Note how many lines hold "CIVIL" and report that number by itself.
-- Begin Records shown --
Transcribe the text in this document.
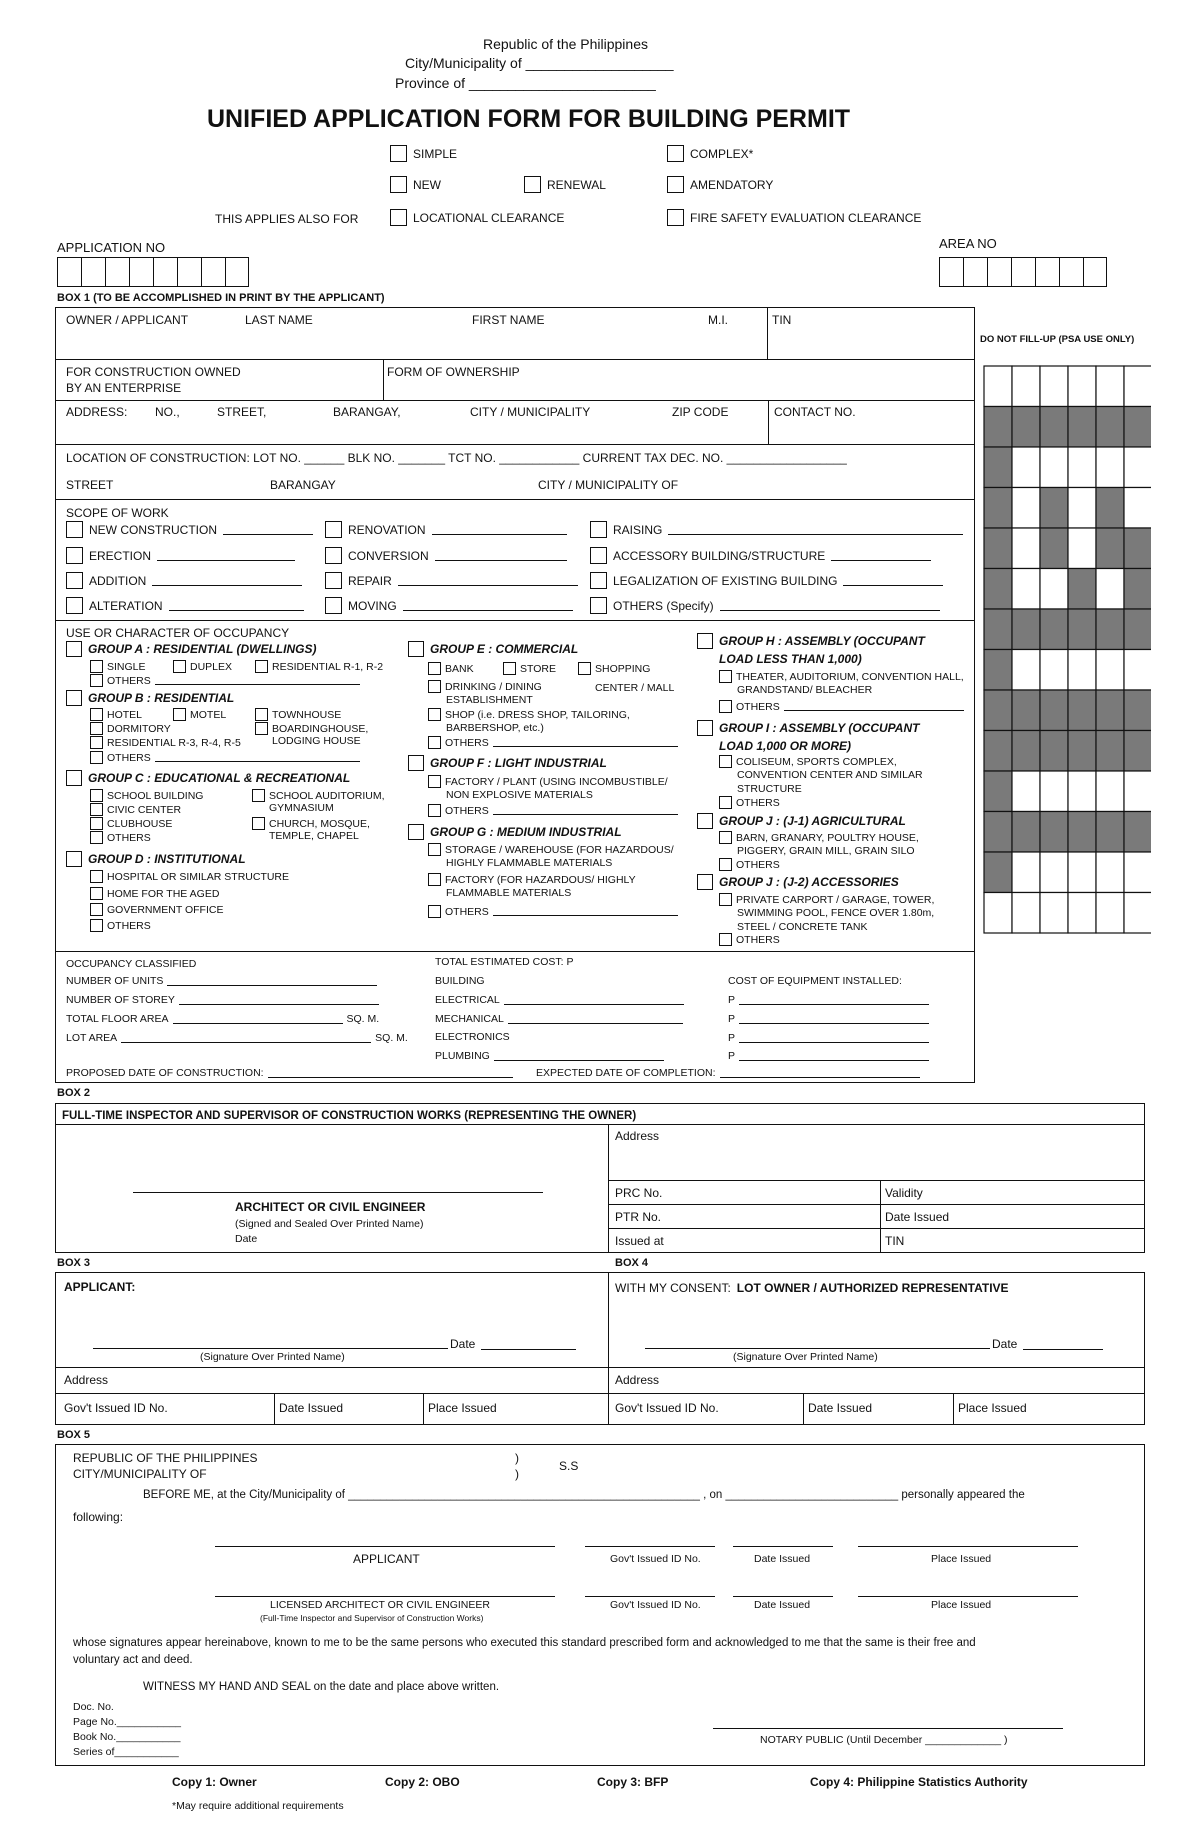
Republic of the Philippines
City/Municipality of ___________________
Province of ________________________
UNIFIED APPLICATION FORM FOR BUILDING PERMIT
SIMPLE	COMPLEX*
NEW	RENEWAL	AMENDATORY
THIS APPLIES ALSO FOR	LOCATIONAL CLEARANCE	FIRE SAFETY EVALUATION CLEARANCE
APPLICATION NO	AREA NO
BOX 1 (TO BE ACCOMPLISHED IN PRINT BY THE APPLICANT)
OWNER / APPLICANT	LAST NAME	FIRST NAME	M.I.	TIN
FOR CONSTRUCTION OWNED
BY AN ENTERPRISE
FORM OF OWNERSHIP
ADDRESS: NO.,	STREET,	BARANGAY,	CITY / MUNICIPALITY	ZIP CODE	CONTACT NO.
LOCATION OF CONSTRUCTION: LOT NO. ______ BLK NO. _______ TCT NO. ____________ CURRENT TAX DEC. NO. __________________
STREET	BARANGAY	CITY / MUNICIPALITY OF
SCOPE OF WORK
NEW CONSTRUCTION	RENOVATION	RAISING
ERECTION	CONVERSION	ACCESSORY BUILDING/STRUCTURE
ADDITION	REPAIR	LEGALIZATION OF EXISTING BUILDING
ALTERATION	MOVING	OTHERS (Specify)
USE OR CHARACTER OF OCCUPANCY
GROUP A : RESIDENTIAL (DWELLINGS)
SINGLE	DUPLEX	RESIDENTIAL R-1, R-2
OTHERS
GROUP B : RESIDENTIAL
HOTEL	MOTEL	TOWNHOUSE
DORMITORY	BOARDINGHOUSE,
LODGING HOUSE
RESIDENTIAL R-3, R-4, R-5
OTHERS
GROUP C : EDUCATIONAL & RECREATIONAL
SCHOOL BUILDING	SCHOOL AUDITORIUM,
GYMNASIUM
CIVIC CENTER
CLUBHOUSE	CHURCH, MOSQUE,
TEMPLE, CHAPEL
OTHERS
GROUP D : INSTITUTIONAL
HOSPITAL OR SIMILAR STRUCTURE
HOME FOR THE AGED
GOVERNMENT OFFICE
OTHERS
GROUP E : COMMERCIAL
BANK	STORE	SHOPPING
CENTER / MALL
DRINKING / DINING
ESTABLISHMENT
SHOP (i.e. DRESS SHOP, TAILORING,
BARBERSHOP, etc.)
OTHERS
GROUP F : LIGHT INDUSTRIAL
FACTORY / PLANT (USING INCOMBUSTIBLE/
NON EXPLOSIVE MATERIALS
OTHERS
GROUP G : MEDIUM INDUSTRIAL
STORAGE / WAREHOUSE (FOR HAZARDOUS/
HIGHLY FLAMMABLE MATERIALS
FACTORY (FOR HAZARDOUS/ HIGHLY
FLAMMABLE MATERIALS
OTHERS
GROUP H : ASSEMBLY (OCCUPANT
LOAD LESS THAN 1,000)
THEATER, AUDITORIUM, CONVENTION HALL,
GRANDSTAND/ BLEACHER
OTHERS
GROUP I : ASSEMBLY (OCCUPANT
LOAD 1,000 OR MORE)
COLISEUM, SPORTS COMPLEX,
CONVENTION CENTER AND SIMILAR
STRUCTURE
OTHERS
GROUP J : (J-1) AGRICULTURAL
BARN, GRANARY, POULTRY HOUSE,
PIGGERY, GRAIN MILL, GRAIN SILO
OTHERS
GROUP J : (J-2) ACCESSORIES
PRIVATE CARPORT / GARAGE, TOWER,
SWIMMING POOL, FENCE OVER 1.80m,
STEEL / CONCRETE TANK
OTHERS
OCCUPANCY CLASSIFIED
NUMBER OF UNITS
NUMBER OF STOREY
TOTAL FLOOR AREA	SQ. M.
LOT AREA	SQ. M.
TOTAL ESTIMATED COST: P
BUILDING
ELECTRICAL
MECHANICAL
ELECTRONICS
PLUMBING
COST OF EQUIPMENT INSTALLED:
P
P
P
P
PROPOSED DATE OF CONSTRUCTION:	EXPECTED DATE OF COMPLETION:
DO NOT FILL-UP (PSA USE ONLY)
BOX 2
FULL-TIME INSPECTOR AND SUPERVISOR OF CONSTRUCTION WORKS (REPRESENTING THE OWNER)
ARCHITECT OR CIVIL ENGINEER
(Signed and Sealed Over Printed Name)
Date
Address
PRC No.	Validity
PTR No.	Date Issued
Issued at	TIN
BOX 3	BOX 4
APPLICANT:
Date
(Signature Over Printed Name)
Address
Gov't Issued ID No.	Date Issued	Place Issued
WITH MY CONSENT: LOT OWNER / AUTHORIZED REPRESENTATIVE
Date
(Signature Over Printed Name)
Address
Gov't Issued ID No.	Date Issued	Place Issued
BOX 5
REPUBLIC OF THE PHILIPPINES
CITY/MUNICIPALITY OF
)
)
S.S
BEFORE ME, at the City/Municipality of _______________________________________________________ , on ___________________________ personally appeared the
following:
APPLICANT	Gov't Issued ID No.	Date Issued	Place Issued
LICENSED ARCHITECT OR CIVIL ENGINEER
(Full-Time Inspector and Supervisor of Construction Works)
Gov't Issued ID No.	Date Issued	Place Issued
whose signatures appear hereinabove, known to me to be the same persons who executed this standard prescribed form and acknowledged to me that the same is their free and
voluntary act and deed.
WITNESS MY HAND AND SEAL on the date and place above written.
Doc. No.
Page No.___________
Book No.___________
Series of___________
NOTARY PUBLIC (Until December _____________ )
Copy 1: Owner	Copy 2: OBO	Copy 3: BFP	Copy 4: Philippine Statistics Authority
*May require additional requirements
-- End Records shown --
◆ **Solution for this task**:
2